Exercise instructions: Output the records exactly as they appear, with no pictures included.

Data entries:

· · · ·

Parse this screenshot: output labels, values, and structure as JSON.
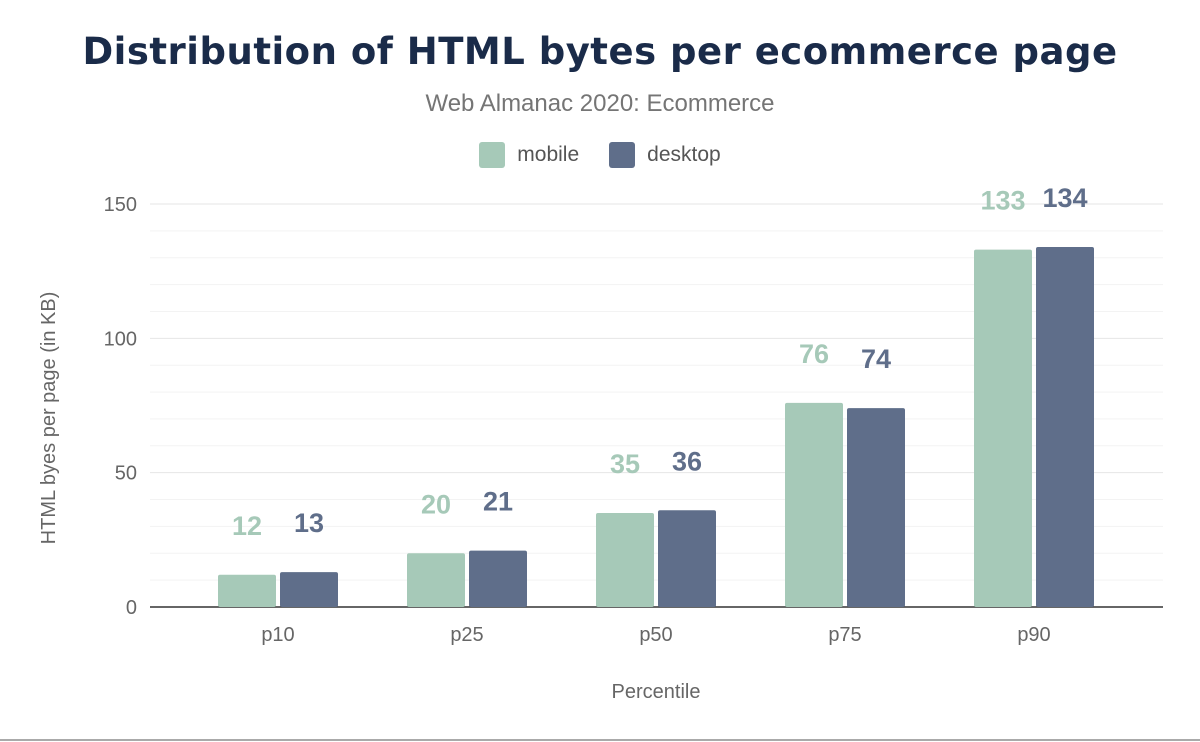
{
  "chart_data": {
    "type": "bar",
    "title": "Distribution of HTML bytes per ecommerce page",
    "subtitle": "Web Almanac 2020: Ecommerce",
    "xlabel": "Percentile",
    "ylabel": "HTML byes per page (in KB)",
    "categories": [
      "p10",
      "p25",
      "p50",
      "p75",
      "p90"
    ],
    "series": [
      {
        "name": "mobile",
        "color": "#a6c9b8",
        "values": [
          12,
          20,
          35,
          76,
          133
        ]
      },
      {
        "name": "desktop",
        "color": "#5f6e8a",
        "values": [
          13,
          21,
          36,
          74,
          134
        ]
      }
    ],
    "ylim": [
      0,
      150
    ],
    "yticks": [
      0,
      50,
      100,
      150
    ],
    "grid": true,
    "legend": "top-center",
    "data_labels": true
  }
}
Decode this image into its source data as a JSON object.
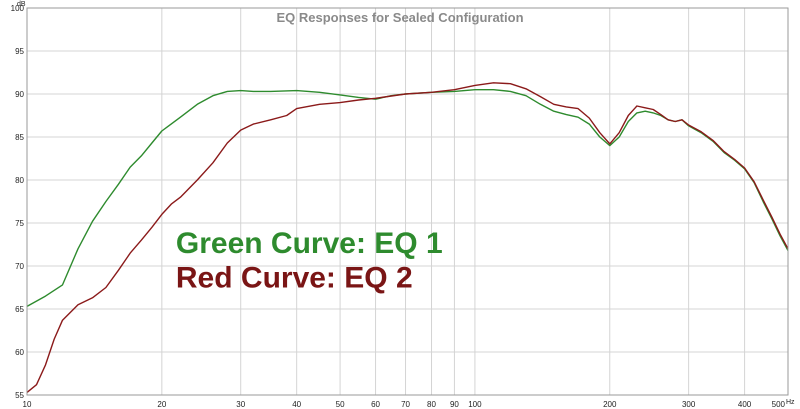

· · · ·

Task answer:
Parse this screenshot: output labels, values, and structure as JSON.
{
  "chart_data": {
    "type": "bar",
    "title": "Distribution of HTML bytes per ecommerce page",
    "subtitle": "Web Almanac 2020: Ecommerce",
    "xlabel": "Percentile",
    "ylabel": "HTML byes per page (in KB)",
    "categories": [
      "p10",
      "p25",
      "p50",
      "p75",
      "p90"
    ],
    "series": [
      {
        "name": "mobile",
        "color": "#a6c9b8",
        "values": [
          12,
          20,
          35,
          76,
          133
        ]
      },
      {
        "name": "desktop",
        "color": "#5f6e8a",
        "values": [
          13,
          21,
          36,
          74,
          134
        ]
      }
    ],
    "ylim": [
      0,
      150
    ],
    "yticks": [
      0,
      50,
      100,
      150
    ],
    "grid": true,
    "legend": "top-center",
    "data_labels": true
  }
}
Decode this image into its source data as a JSON object.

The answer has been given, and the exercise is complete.